[Figure record extracts]
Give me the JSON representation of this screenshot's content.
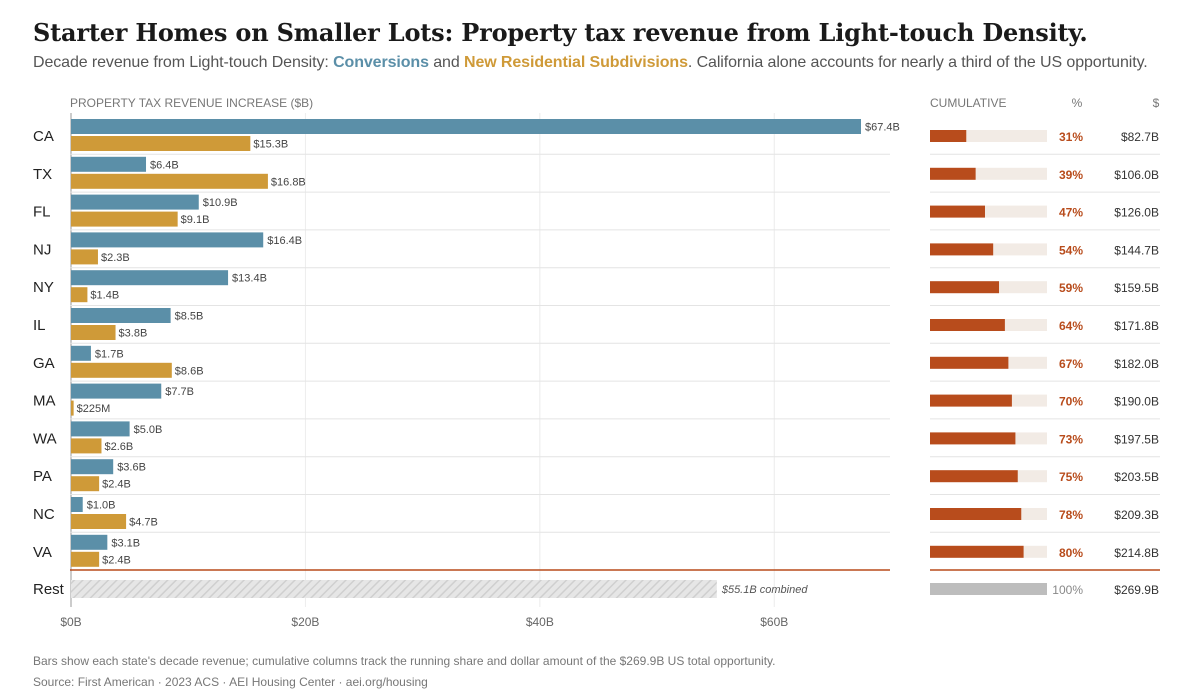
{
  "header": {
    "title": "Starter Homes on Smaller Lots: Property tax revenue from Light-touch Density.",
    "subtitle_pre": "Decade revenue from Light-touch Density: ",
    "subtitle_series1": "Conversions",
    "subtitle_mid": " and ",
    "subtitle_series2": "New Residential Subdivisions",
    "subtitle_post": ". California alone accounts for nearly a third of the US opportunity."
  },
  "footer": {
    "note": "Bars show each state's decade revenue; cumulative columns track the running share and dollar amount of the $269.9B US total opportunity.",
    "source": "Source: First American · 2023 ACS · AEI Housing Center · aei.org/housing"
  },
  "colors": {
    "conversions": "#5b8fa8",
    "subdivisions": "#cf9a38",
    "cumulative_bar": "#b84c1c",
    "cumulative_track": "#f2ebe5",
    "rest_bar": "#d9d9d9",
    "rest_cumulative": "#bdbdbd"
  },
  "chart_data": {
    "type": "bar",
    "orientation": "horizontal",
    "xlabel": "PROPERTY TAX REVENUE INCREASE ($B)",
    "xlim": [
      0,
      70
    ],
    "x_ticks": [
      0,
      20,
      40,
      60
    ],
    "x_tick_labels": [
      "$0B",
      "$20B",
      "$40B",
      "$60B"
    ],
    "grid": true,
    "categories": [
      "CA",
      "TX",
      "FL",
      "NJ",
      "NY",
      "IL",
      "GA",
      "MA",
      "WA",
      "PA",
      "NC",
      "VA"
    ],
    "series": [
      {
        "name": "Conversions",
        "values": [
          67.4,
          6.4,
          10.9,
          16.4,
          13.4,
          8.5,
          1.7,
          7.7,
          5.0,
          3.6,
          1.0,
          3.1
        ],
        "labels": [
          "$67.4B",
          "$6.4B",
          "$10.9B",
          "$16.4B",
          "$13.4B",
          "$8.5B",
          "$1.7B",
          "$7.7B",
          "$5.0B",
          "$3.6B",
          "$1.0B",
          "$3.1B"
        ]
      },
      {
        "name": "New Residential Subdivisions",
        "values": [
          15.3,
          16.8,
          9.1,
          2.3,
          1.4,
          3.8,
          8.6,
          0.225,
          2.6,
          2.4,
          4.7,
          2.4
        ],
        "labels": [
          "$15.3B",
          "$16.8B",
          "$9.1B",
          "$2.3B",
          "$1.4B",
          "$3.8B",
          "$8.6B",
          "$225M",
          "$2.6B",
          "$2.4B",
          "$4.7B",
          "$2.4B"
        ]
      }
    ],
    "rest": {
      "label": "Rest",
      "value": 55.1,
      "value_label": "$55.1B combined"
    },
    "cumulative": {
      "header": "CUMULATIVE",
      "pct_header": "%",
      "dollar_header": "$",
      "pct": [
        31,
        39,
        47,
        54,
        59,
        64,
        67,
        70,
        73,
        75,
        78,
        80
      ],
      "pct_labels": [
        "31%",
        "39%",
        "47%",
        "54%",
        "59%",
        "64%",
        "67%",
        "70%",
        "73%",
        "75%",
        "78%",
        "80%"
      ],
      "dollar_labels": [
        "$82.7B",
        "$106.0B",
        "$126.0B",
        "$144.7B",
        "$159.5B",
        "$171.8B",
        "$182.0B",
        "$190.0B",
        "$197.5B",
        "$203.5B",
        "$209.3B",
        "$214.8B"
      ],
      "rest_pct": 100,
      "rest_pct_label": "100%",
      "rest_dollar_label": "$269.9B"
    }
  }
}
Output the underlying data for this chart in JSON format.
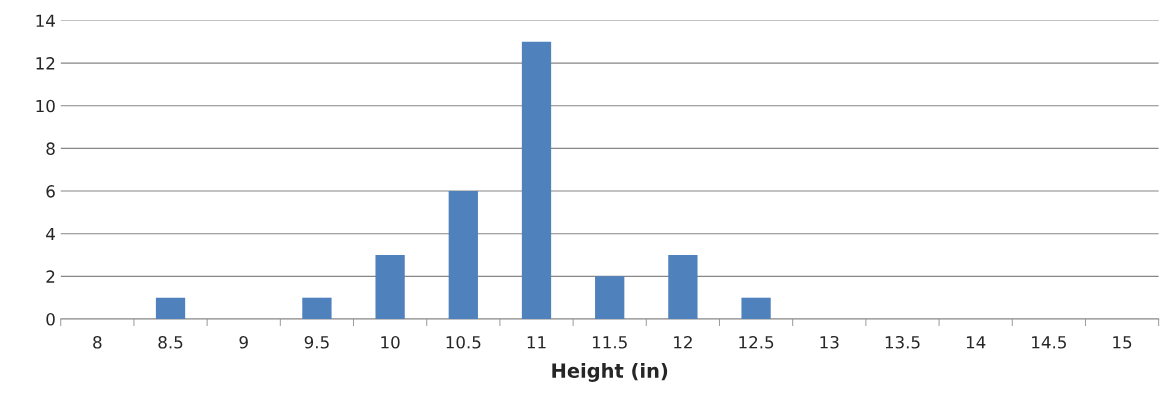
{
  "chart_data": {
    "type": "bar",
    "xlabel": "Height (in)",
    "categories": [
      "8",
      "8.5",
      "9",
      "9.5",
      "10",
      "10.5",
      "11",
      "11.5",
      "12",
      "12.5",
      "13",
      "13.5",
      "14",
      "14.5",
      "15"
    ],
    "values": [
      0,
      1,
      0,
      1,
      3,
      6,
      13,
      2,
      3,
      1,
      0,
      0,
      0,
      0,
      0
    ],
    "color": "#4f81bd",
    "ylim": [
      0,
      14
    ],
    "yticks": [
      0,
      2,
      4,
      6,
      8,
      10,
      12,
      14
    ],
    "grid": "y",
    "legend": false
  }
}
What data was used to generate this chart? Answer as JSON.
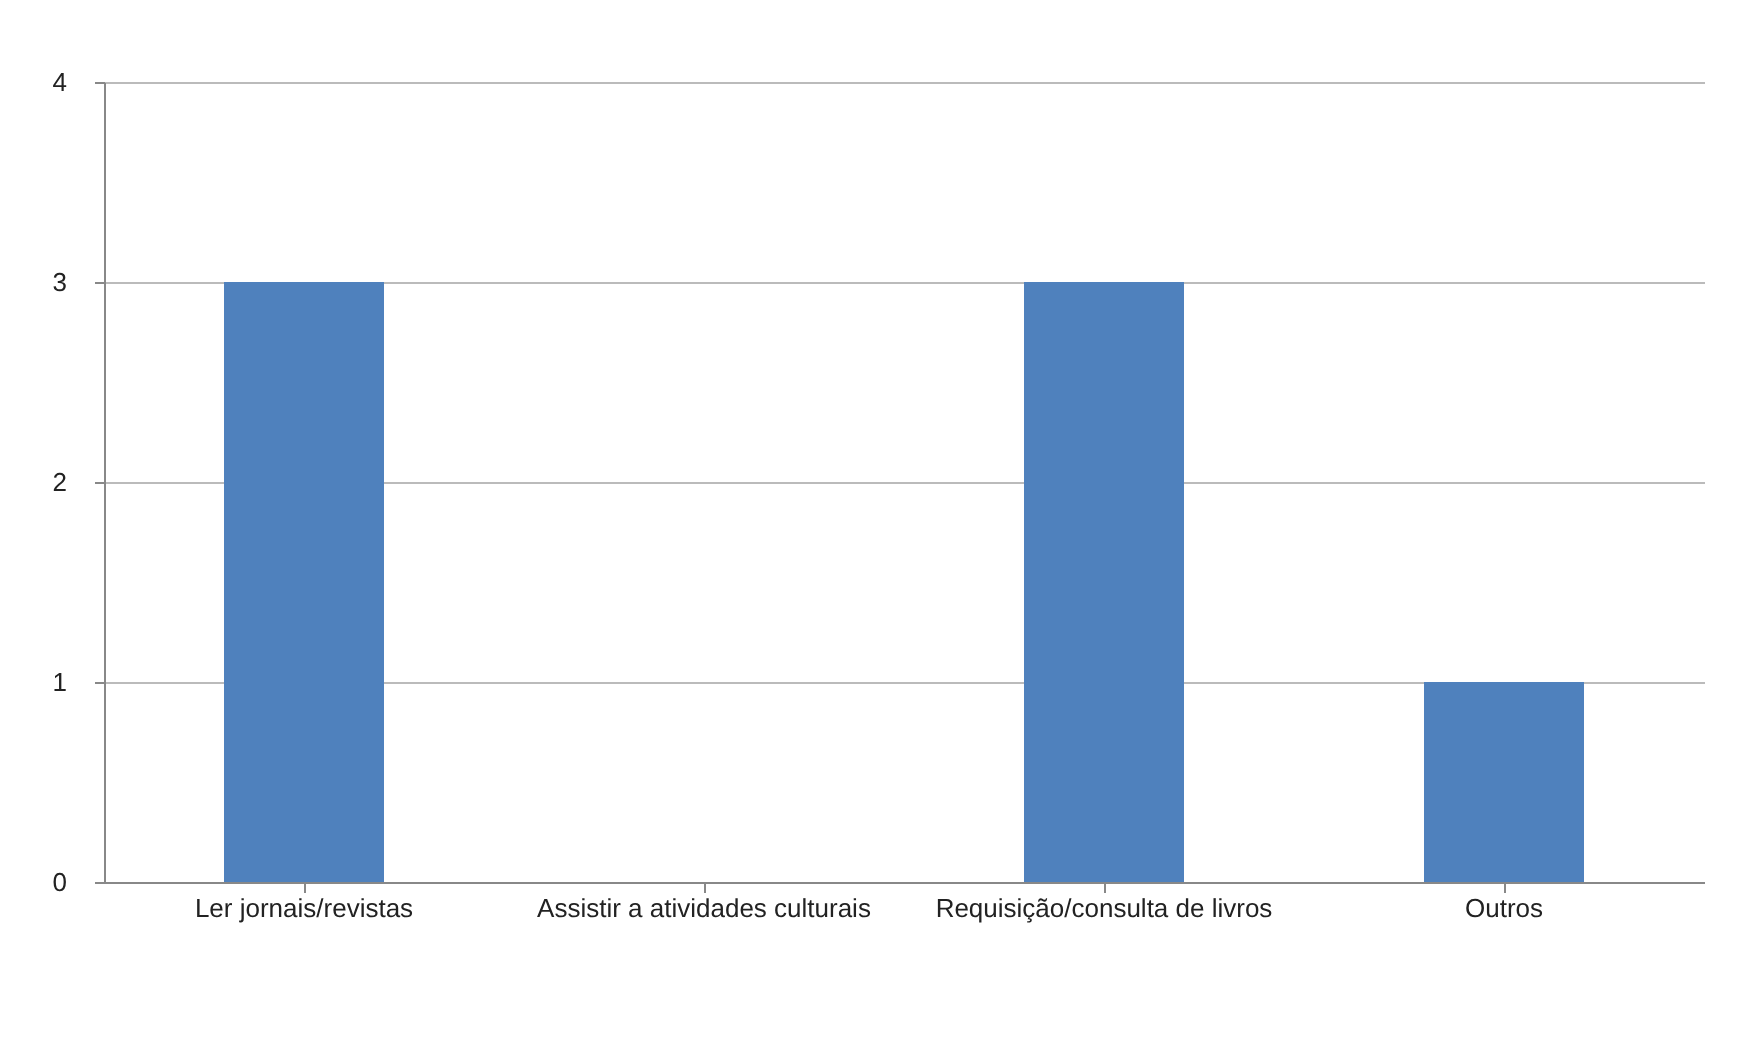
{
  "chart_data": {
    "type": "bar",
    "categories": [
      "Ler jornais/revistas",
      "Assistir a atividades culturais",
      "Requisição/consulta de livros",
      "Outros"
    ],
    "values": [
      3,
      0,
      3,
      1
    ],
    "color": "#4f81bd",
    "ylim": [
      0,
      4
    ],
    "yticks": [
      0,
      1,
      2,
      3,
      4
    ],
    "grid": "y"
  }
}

Exercise goal | Copy the records exactly as they appear, excluding images.

Exercise response |
Give me the JSON representation of this screenshot's content.
{
  "header": {
    "title": "Starter Homes on Smaller Lots: Property tax revenue from Light-touch Density.",
    "subtitle_pre": "Decade revenue from Light-touch Density: ",
    "subtitle_series1": "Conversions",
    "subtitle_mid": " and ",
    "subtitle_series2": "New Residential Subdivisions",
    "subtitle_post": ". California alone accounts for nearly a third of the US opportunity."
  },
  "footer": {
    "note": "Bars show each state's decade revenue; cumulative columns track the running share and dollar amount of the $269.9B US total opportunity.",
    "source": "Source: First American · 2023 ACS · AEI Housing Center · aei.org/housing"
  },
  "colors": {
    "conversions": "#5b8fa8",
    "subdivisions": "#cf9a38",
    "cumulative_bar": "#b84c1c",
    "cumulative_track": "#f2ebe5",
    "rest_bar": "#d9d9d9",
    "rest_cumulative": "#bdbdbd"
  },
  "chart_data": {
    "type": "bar",
    "orientation": "horizontal",
    "xlabel": "PROPERTY TAX REVENUE INCREASE ($B)",
    "xlim": [
      0,
      70
    ],
    "x_ticks": [
      0,
      20,
      40,
      60
    ],
    "x_tick_labels": [
      "$0B",
      "$20B",
      "$40B",
      "$60B"
    ],
    "grid": true,
    "categories": [
      "CA",
      "TX",
      "FL",
      "NJ",
      "NY",
      "IL",
      "GA",
      "MA",
      "WA",
      "PA",
      "NC",
      "VA"
    ],
    "series": [
      {
        "name": "Conversions",
        "values": [
          67.4,
          6.4,
          10.9,
          16.4,
          13.4,
          8.5,
          1.7,
          7.7,
          5.0,
          3.6,
          1.0,
          3.1
        ],
        "labels": [
          "$67.4B",
          "$6.4B",
          "$10.9B",
          "$16.4B",
          "$13.4B",
          "$8.5B",
          "$1.7B",
          "$7.7B",
          "$5.0B",
          "$3.6B",
          "$1.0B",
          "$3.1B"
        ]
      },
      {
        "name": "New Residential Subdivisions",
        "values": [
          15.3,
          16.8,
          9.1,
          2.3,
          1.4,
          3.8,
          8.6,
          0.225,
          2.6,
          2.4,
          4.7,
          2.4
        ],
        "labels": [
          "$15.3B",
          "$16.8B",
          "$9.1B",
          "$2.3B",
          "$1.4B",
          "$3.8B",
          "$8.6B",
          "$225M",
          "$2.6B",
          "$2.4B",
          "$4.7B",
          "$2.4B"
        ]
      }
    ],
    "rest": {
      "label": "Rest",
      "value": 55.1,
      "value_label": "$55.1B combined"
    },
    "cumulative": {
      "header": "CUMULATIVE",
      "pct_header": "%",
      "dollar_header": "$",
      "pct": [
        31,
        39,
        47,
        54,
        59,
        64,
        67,
        70,
        73,
        75,
        78,
        80
      ],
      "pct_labels": [
        "31%",
        "39%",
        "47%",
        "54%",
        "59%",
        "64%",
        "67%",
        "70%",
        "73%",
        "75%",
        "78%",
        "80%"
      ],
      "dollar_labels": [
        "$82.7B",
        "$106.0B",
        "$126.0B",
        "$144.7B",
        "$159.5B",
        "$171.8B",
        "$182.0B",
        "$190.0B",
        "$197.5B",
        "$203.5B",
        "$209.3B",
        "$214.8B"
      ],
      "rest_pct": 100,
      "rest_pct_label": "100%",
      "rest_dollar_label": "$269.9B"
    }
  }
}
Output the underlying data for this chart in JSON format.
{
  "chart_data": {
    "type": "bar",
    "xlabel": "Height (in)",
    "categories": [
      "8",
      "8.5",
      "9",
      "9.5",
      "10",
      "10.5",
      "11",
      "11.5",
      "12",
      "12.5",
      "13",
      "13.5",
      "14",
      "14.5",
      "15"
    ],
    "values": [
      0,
      1,
      0,
      1,
      3,
      6,
      13,
      2,
      3,
      1,
      0,
      0,
      0,
      0,
      0
    ],
    "color": "#4f81bd",
    "ylim": [
      0,
      14
    ],
    "yticks": [
      0,
      2,
      4,
      6,
      8,
      10,
      12,
      14
    ],
    "grid": "y",
    "legend": false
  }
}
What data was used to generate this chart? Answer as JSON.
{
  "chart_data": {
    "type": "bar",
    "categories": [
      "Ler jornais/revistas",
      "Assistir a atividades culturais",
      "Requisição/consulta de livros",
      "Outros"
    ],
    "values": [
      3,
      0,
      3,
      1
    ],
    "color": "#4f81bd",
    "ylim": [
      0,
      4
    ],
    "yticks": [
      0,
      1,
      2,
      3,
      4
    ],
    "grid": "y"
  }
}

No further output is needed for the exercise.